==== Source document
My progress has been interesting.  I am not getting the strength that I thought I would on the Tren... maybe just not giving it enough time??  My mood has been fine, actually been feelling good, mentally.  I have had some night sweats, but not every night. No crazy dreams.  (Maybe some day, when I grow up, I will be able to handle a "Dudcki Dose" of Tren without any crazy sides.) 

I am also noticing that my abs are not showing as much as they were?  Maybe the Prop causing me to hold some exra water?

My workouts have been intense and my recovery has been quick.  Hopefully, my strength will increase at a more rapid pace.....


----------



## The Grim Repper (Dec 21, 2012)

Good stuff man...
What's your diet looking like at this point?


----------



## chris698 (Dec 22, 2012)

Actually, I am working on my diet.  I always eat pretty clean, but I am looking for a good diet to follow to get rid of some unwanted BF, while continuing to build muscle.

Do you have any ideas?


----------



## The Grim Repper (Dec 24, 2012)

chris698 said:


> Actually, I am working on my diet.  I always eat pretty clean, but I am looking for a good diet to follow to get rid of some unwanted BF, while continuing to build muscle.
> 
> Do you have any ideas?



I don't like to drop carbohydrate too low or too suddenly.  You need fuel to train and retain muscle fullness.  I'd probably taper your carbs down as the day goes on (taking into consideration what time of day you train).  As obvious as it seems, make sure you're getting enough good fats/oils in your diet as well.


----------



## chris698 (Dec 24, 2012)

Thanks GR.....




The Grim Repper said:


> I don't like to drop carbohydrate too low or too suddenly.  You need fuel to train and retain muscle fullness.  I'd probably taper your carbs down as the day goes on (taking into consideration what time of day you train).  As obvious as it seems, make sure you're getting enough good fats/oils in your diet as well.


----------



## Ironbuilt (Dec 24, 2012)
========
- [Brief 1]: Quote word for word the part of the forum thread starting at "My progress has" and ending at "some exra water?".
- [Brief 2]: In the forum thread, what does The Grim Repper suggest doing with carbs as the day goes on?
The listing that comes next is separate material and is not part of the forum thread.
==== Data
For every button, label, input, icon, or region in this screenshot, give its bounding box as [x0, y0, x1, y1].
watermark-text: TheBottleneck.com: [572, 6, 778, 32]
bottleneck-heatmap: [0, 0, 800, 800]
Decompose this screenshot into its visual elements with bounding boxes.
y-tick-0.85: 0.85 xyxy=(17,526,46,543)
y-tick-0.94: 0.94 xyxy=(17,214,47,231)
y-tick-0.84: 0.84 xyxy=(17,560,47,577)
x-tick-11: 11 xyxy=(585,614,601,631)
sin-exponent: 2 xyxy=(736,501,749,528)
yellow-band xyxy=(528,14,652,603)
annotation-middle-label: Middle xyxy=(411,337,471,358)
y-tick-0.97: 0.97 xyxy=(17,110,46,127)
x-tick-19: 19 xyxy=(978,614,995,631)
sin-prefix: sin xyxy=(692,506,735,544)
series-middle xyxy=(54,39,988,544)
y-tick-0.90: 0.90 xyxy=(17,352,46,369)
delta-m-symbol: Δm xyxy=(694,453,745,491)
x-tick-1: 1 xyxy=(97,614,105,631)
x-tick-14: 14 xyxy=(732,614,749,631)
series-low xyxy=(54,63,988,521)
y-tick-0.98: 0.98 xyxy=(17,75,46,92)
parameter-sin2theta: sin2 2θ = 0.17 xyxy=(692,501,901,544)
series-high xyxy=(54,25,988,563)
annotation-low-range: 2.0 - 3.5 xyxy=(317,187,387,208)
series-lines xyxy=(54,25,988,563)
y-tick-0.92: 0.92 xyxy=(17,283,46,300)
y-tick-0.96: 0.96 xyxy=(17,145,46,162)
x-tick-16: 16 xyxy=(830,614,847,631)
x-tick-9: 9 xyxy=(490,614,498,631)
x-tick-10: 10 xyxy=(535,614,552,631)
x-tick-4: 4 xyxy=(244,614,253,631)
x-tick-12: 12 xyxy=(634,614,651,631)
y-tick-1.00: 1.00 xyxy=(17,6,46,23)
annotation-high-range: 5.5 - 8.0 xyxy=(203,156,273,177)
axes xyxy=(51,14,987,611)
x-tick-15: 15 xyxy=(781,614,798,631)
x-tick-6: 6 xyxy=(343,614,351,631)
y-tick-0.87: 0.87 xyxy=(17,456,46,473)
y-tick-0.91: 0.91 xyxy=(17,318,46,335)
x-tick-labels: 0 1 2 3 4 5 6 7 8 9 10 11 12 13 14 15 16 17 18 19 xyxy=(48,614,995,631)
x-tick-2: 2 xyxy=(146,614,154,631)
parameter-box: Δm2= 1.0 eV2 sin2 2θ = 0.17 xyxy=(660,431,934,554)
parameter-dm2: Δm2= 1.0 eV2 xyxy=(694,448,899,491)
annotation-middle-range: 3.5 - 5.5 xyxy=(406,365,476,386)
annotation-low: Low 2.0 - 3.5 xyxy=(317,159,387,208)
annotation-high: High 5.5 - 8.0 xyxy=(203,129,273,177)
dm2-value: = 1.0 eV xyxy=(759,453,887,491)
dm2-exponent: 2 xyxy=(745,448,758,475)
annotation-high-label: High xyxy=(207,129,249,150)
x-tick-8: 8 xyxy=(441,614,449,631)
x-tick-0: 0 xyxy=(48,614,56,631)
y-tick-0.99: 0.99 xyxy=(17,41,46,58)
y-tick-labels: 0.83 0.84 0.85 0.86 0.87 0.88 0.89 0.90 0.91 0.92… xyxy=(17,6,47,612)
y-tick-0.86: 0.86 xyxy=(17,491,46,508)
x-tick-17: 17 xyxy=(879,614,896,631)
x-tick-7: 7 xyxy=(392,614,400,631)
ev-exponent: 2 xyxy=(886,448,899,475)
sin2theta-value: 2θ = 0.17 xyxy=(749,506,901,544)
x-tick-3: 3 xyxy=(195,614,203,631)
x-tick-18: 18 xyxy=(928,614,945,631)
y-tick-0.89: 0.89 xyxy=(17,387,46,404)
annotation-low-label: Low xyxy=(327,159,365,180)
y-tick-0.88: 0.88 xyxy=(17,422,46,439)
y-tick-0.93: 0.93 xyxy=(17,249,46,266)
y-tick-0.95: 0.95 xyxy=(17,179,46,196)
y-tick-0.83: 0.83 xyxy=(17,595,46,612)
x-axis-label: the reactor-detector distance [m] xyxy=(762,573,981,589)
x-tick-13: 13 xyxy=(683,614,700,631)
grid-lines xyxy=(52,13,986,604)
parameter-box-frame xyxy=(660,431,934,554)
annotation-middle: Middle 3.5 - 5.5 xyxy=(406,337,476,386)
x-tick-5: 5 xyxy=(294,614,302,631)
========
- [Task output 1]:
My progress has been interesting.  I am not getting the strength that I thought I would on the Tren... maybe just not giving it enough time??  My mood has been fine, actually been feelling good, mentally.  I have had some night sweats, but not every night. No crazy dreams.  (Maybe some day, when I grow up, I will be able to handle a "Dudcki Dose" of Tren without any crazy sides.) 

I am also noticing that my abs are not showing as much as they were?  Maybe the Prop causing me to hold some exra water?

- [Task output 2]: Tapering them down, taking into consideration what time of day you train.